*What this task involves*
Without the pictures, write out all the lines below exactly as they appear.

*Dataset content*
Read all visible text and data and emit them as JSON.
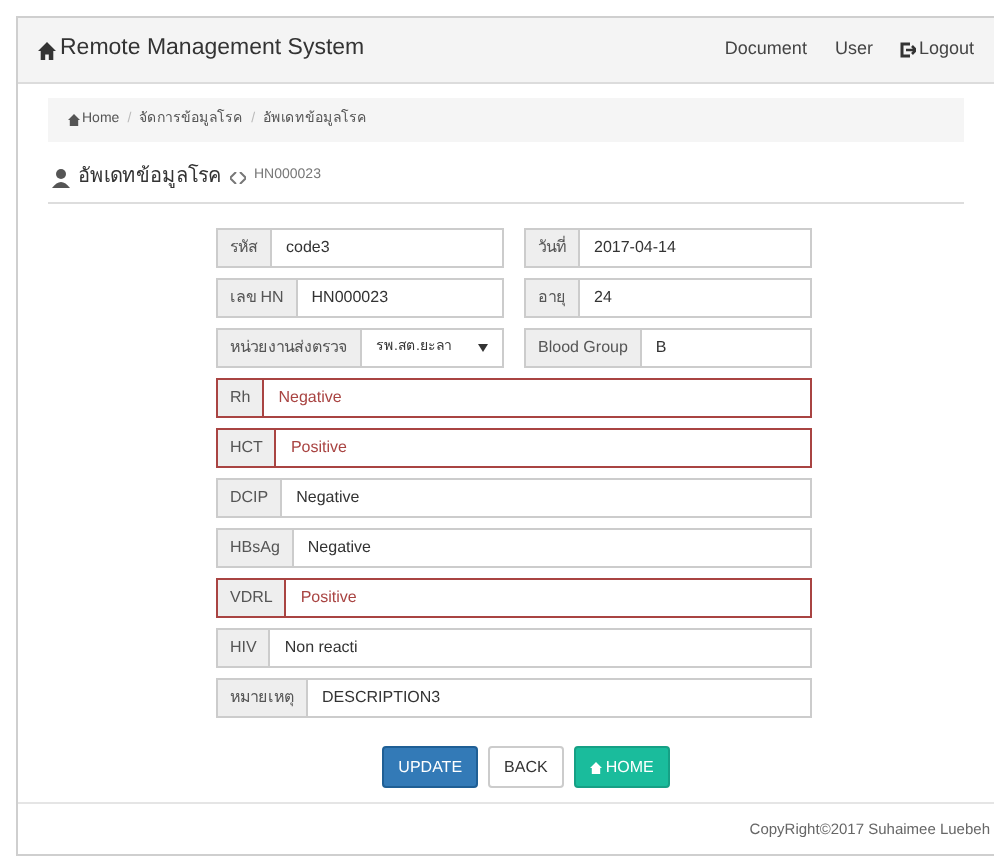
{
  "navbar": {
    "brand": "Remote Management System",
    "links": [
      {
        "label": "Document",
        "kind": "plain"
      },
      {
        "label": "User",
        "kind": "plain"
      },
      {
        "label": "Logout",
        "kind": "logout"
      }
    ]
  },
  "breadcrumb": {
    "separator": "/",
    "items": [
      "Home",
      "จัดการข้อมูลโรค",
      "อัพเดทข้อมูลโรค"
    ]
  },
  "panel": {
    "title": "อัพเดทข้อมูลโรค",
    "record": "HN000023"
  },
  "form_rows": [
    [
      {
        "label": "รหัส",
        "value": "code3",
        "kind": "text",
        "alert": false
      },
      {
        "label": "วันที่",
        "value": "2017-04-14",
        "kind": "text",
        "alert": false
      }
    ],
    [
      {
        "label": "เลข HN",
        "value": "HN000023",
        "kind": "text",
        "alert": false
      },
      {
        "label": "อายุ",
        "value": "24",
        "kind": "text",
        "alert": false
      }
    ],
    [
      {
        "label": "หน่วยงานส่งตรวจ",
        "value": "รพ.สต.ยะลา",
        "kind": "select",
        "alert": false
      },
      {
        "label": "Blood Group",
        "value": "B",
        "kind": "text",
        "alert": false
      }
    ],
    [
      {
        "label": "Rh",
        "value": "Negative",
        "kind": "text",
        "alert": true
      }
    ],
    [
      {
        "label": "HCT",
        "value": "Positive",
        "kind": "text",
        "alert": true
      }
    ],
    [
      {
        "label": "DCIP",
        "value": "Negative",
        "kind": "text",
        "alert": false
      }
    ],
    [
      {
        "label": "HBsAg",
        "value": "Negative",
        "kind": "text",
        "alert": false
      }
    ],
    [
      {
        "label": "VDRL",
        "value": "Positive",
        "kind": "text",
        "alert": true
      }
    ],
    [
      {
        "label": "HIV",
        "value": "Non reacti",
        "kind": "text",
        "alert": false
      }
    ],
    [
      {
        "label": "หมายเหตุ",
        "value": "DESCRIPTION3",
        "kind": "text",
        "alert": false
      }
    ]
  ],
  "buttons": [
    {
      "label": "UPDATE",
      "kind": "primary"
    },
    {
      "label": "BACK",
      "kind": "default"
    },
    {
      "label": "HOME",
      "kind": "home"
    }
  ],
  "footer": "CopyRight©2017 Suhaimee Luebeh"
}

*Answer to this task*
Read all visible text and data and emit them as JSON.
{
  "navbar": {
    "brand": "Remote Management System",
    "links": [
      {
        "label": "Document",
        "kind": "plain"
      },
      {
        "label": "User",
        "kind": "plain"
      },
      {
        "label": "Logout",
        "kind": "logout"
      }
    ]
  },
  "breadcrumb": {
    "separator": "/",
    "items": [
      "Home",
      "จัดการข้อมูลโรค",
      "อัพเดทข้อมูลโรค"
    ]
  },
  "panel": {
    "title": "อัพเดทข้อมูลโรค",
    "record": "HN000023"
  },
  "form_rows": [
    [
      {
        "label": "รหัส",
        "value": "code3",
        "kind": "text",
        "alert": false
      },
      {
        "label": "วันที่",
        "value": "2017-04-14",
        "kind": "text",
        "alert": false
      }
    ],
    [
      {
        "label": "เลข HN",
        "value": "HN000023",
        "kind": "text",
        "alert": false
      },
      {
        "label": "อายุ",
        "value": "24",
        "kind": "text",
        "alert": false
      }
    ],
    [
      {
        "label": "หน่วยงานส่งตรวจ",
        "value": "รพ.สต.ยะลา",
        "kind": "select",
        "alert": false
      },
      {
        "label": "Blood Group",
        "value": "B",
        "kind": "text",
        "alert": false
      }
    ],
    [
      {
        "label": "Rh",
        "value": "Negative",
        "kind": "text",
        "alert": true
      }
    ],
    [
      {
        "label": "HCT",
        "value": "Positive",
        "kind": "text",
        "alert": true
      }
    ],
    [
      {
        "label": "DCIP",
        "value": "Negative",
        "kind": "text",
        "alert": false
      }
    ],
    [
      {
        "label": "HBsAg",
        "value": "Negative",
        "kind": "text",
        "alert": false
      }
    ],
    [
      {
        "label": "VDRL",
        "value": "Positive",
        "kind": "text",
        "alert": true
      }
    ],
    [
      {
        "label": "HIV",
        "value": "Non reacti",
        "kind": "text",
        "alert": false
      }
    ],
    [
      {
        "label": "หมายเหตุ",
        "value": "DESCRIPTION3",
        "kind": "text",
        "alert": false
      }
    ]
  ],
  "buttons": [
    {
      "label": "UPDATE",
      "kind": "primary"
    },
    {
      "label": "BACK",
      "kind": "default"
    },
    {
      "label": "HOME",
      "kind": "home"
    }
  ],
  "footer": "CopyRight©2017 Suhaimee Luebeh"
}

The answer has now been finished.